Task requirements: Reproduce the records below exactly as they appear.

[Saved data entries]

---

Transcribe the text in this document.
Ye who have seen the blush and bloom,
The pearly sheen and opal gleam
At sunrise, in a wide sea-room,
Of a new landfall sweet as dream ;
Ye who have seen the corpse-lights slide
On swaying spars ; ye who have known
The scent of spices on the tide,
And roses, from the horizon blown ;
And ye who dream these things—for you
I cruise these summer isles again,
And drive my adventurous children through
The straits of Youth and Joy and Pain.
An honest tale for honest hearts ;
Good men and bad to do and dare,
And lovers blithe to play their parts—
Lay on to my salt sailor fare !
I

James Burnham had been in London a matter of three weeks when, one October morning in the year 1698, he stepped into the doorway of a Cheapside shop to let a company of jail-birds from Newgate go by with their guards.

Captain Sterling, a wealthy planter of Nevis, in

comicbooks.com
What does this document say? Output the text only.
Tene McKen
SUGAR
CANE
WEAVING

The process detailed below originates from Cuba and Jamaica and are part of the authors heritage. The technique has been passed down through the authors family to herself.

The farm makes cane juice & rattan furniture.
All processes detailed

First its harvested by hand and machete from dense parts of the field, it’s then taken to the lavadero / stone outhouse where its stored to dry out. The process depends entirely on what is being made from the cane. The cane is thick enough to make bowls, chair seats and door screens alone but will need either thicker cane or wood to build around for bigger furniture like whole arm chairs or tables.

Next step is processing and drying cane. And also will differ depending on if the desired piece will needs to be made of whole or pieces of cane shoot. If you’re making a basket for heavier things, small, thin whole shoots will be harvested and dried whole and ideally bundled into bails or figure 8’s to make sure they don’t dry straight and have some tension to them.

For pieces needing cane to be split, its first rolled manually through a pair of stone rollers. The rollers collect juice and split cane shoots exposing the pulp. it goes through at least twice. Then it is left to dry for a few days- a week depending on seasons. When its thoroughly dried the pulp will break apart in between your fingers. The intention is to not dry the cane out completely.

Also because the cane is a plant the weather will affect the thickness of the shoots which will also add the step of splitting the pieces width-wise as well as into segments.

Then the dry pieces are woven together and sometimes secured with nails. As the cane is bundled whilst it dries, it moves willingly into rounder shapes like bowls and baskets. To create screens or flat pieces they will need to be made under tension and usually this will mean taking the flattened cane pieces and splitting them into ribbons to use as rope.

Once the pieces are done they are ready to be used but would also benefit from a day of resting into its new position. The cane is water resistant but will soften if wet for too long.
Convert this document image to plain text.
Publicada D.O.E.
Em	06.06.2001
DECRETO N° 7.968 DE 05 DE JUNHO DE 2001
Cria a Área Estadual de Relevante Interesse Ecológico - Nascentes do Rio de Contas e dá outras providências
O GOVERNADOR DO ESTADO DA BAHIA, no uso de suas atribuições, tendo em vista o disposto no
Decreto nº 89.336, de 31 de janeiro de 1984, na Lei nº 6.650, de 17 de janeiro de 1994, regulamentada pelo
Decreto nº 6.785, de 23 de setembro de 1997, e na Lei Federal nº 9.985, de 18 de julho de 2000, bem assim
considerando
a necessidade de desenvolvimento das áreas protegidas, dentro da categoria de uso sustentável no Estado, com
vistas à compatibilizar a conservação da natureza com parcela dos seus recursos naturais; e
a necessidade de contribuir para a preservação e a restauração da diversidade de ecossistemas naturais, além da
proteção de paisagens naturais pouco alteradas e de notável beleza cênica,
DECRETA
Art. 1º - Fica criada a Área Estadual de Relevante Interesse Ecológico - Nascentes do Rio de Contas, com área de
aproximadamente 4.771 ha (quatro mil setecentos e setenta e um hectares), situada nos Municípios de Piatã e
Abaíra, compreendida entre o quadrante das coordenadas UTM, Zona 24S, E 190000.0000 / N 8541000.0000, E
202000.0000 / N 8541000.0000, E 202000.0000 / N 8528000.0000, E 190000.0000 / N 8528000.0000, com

---

Answer to the problem:
Transcribe the text in this document.
Ye who have seen the blush and bloom,
The pearly sheen and opal gleam
At sunrise, in a wide sea-room,
Of a new landfall sweet as dream ;
Ye who have seen the corpse-lights slide
On swaying spars ; ye who have known
The scent of spices on the tide,
And roses, from the horizon blown ;
And ye who dream these things—for you
I cruise these summer isles again,
And drive my adventurous children through
The straits of Youth and Joy and Pain.
An honest tale for honest hearts ;
Good men and bad to do and dare,
And lovers blithe to play their parts—
Lay on to my salt sailor fare !
I

James Burnham had been in London a matter of three weeks when, one October morning in the year 1698, he stepped into the doorway of a Cheapside shop to let a company of jail-birds from Newgate go by with their guards.

Captain Sterling, a wealthy planter of Nevis, in

comicbooks.com
What does this document say? Output the text only.
Tene McKen
SUGAR
CANE
WEAVING

The process detailed below originates from Cuba and Jamaica and are part of the authors heritage. The technique has been passed down through the authors family to herself.

The farm makes cane juice & rattan furniture.
All processes detailed

First its harvested by hand and machete from dense parts of the field, it’s then taken to the lavadero / stone outhouse where its stored to dry out. The process depends entirely on what is being made from the cane. The cane is thick enough to make bowls, chair seats and door screens alone but will need either thicker cane or wood to build around for bigger furniture like whole arm chairs or tables.

Next step is processing and drying cane. And also will differ depending on if the desired piece will needs to be made of whole or pieces of cane shoot. If you’re making a basket for heavier things, small, thin whole shoots will be harvested and dried whole and ideally bundled into bails or figure 8’s to make sure they don’t dry straight and have some tension to them.

For pieces needing cane to be split, its first rolled manually through a pair of stone rollers. The rollers collect juice and split cane shoots exposing the pulp. it goes through at least twice. Then it is left to dry for a few days- a week depending on seasons. When its thoroughly dried the pulp will break apart in between your fingers. The intention is to not dry the cane out completely.

Also because the cane is a plant the weather will affect the thickness of the shoots which will also add the step of splitting the pieces width-wise as well as into segments.

Then the dry pieces are woven together and sometimes secured with nails. As the cane is bundled whilst it dries, it moves willingly into rounder shapes like bowls and baskets. To create screens or flat pieces they will need to be made under tension and usually this will mean taking the flattened cane pieces and splitting them into ribbons to use as rope.

Once the pieces are done they are ready to be used but would also benefit from a day of resting into its new position. The cane is water resistant but will soften if wet for too long.
Convert this document image to plain text.
Publicada D.O.E.
Em	06.06.2001
DECRETO N° 7.968 DE 05 DE JUNHO DE 2001
Cria a Área Estadual de Relevante Interesse Ecológico - Nascentes do Rio de Contas e dá outras providências
O GOVERNADOR DO ESTADO DA BAHIA, no uso de suas atribuições, tendo em vista o disposto no
Decreto nº 89.336, de 31 de janeiro de 1984, na Lei nº 6.650, de 17 de janeiro de 1994, regulamentada pelo
Decreto nº 6.785, de 23 de setembro de 1997, e na Lei Federal nº 9.985, de 18 de julho de 2000, bem assim
considerando
a necessidade de desenvolvimento das áreas protegidas, dentro da categoria de uso sustentável no Estado, com
vistas à compatibilizar a conservação da natureza com parcela dos seus recursos naturais; e
a necessidade de contribuir para a preservação e a restauração da diversidade de ecossistemas naturais, além da
proteção de paisagens naturais pouco alteradas e de notável beleza cênica,
DECRETA
Art. 1º - Fica criada a Área Estadual de Relevante Interesse Ecológico - Nascentes do Rio de Contas, com área de
aproximadamente 4.771 ha (quatro mil setecentos e setenta e um hectares), situada nos Municípios de Piatã e
Abaíra, compreendida entre o quadrante das coordenadas UTM, Zona 24S, E 190000.0000 / N 8541000.0000, E
202000.0000 / N 8541000.0000, E 202000.0000 / N 8528000.0000, E 190000.0000 / N 8528000.0000, com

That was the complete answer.